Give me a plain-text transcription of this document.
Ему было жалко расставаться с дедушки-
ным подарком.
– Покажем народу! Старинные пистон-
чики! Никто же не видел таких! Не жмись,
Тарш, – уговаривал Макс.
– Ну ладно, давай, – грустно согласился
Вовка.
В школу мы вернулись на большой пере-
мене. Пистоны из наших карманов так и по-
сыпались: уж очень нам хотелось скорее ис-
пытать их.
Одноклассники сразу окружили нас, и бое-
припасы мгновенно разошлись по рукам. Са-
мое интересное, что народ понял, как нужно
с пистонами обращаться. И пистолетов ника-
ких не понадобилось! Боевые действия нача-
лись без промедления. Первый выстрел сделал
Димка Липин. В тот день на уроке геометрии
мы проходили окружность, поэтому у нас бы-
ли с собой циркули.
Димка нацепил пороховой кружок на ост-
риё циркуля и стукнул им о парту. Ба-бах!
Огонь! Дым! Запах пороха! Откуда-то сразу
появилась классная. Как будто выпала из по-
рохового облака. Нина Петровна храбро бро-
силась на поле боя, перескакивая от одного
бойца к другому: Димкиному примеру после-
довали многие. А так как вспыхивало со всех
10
:::::
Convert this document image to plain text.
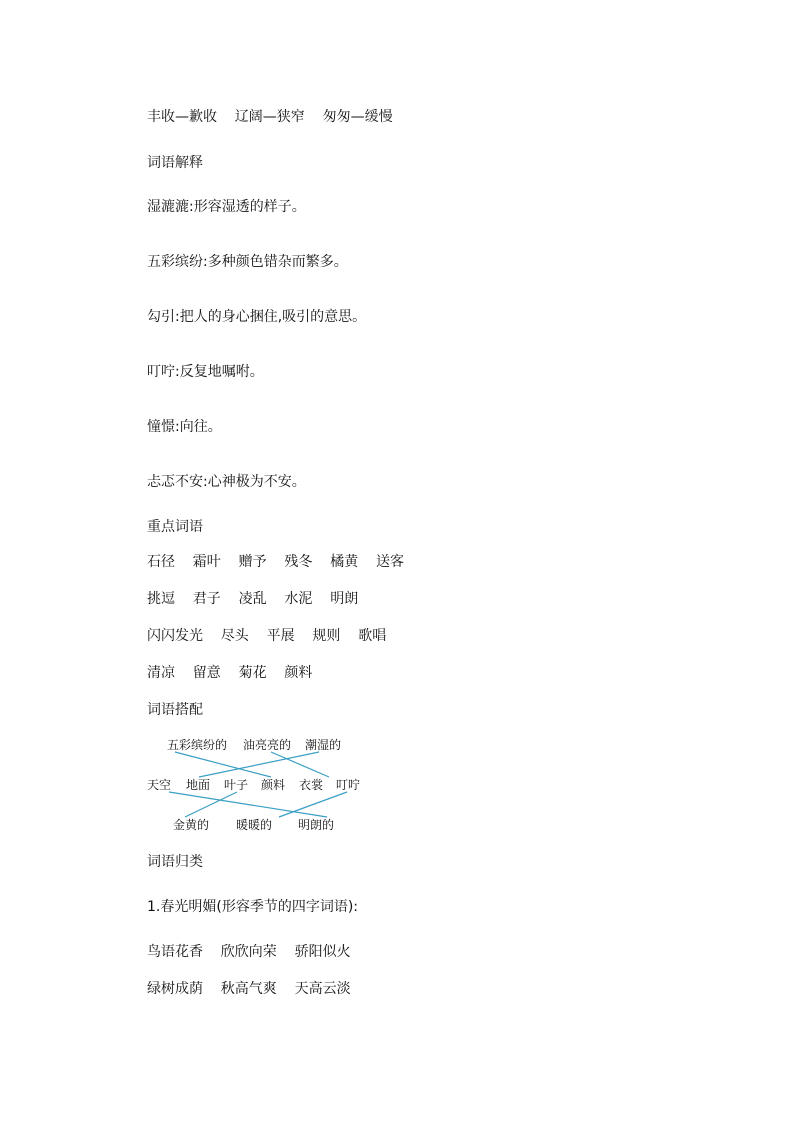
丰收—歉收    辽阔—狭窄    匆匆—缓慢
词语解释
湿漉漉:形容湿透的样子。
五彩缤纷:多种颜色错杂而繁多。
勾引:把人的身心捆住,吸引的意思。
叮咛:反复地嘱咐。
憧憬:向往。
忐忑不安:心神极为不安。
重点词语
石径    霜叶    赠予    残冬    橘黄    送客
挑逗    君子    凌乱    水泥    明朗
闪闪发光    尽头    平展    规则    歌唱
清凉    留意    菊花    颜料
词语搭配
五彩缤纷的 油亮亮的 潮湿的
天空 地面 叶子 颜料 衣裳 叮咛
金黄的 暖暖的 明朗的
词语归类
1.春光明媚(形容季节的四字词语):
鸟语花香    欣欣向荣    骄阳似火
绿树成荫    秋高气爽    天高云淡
:::::
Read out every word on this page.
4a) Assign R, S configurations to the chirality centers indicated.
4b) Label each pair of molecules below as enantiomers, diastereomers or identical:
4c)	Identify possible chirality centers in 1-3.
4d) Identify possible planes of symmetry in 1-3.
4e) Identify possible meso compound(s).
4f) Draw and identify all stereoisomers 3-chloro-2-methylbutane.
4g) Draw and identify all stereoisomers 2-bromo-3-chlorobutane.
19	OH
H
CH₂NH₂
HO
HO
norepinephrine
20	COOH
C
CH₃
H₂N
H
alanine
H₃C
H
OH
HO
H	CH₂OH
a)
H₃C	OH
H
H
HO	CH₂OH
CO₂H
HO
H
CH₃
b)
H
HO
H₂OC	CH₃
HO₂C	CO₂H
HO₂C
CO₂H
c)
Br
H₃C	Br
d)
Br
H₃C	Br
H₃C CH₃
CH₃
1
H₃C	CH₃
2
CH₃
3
:::::
== Task objective ==
In the entries above, identify every line with the string "Draw".

== Correct output ==
4f) Draw and identify all stereoisomers 3-chloro-2-methylbutane.
4g) Draw and identify all stereoisomers 2-bromo-3-chlorobutane.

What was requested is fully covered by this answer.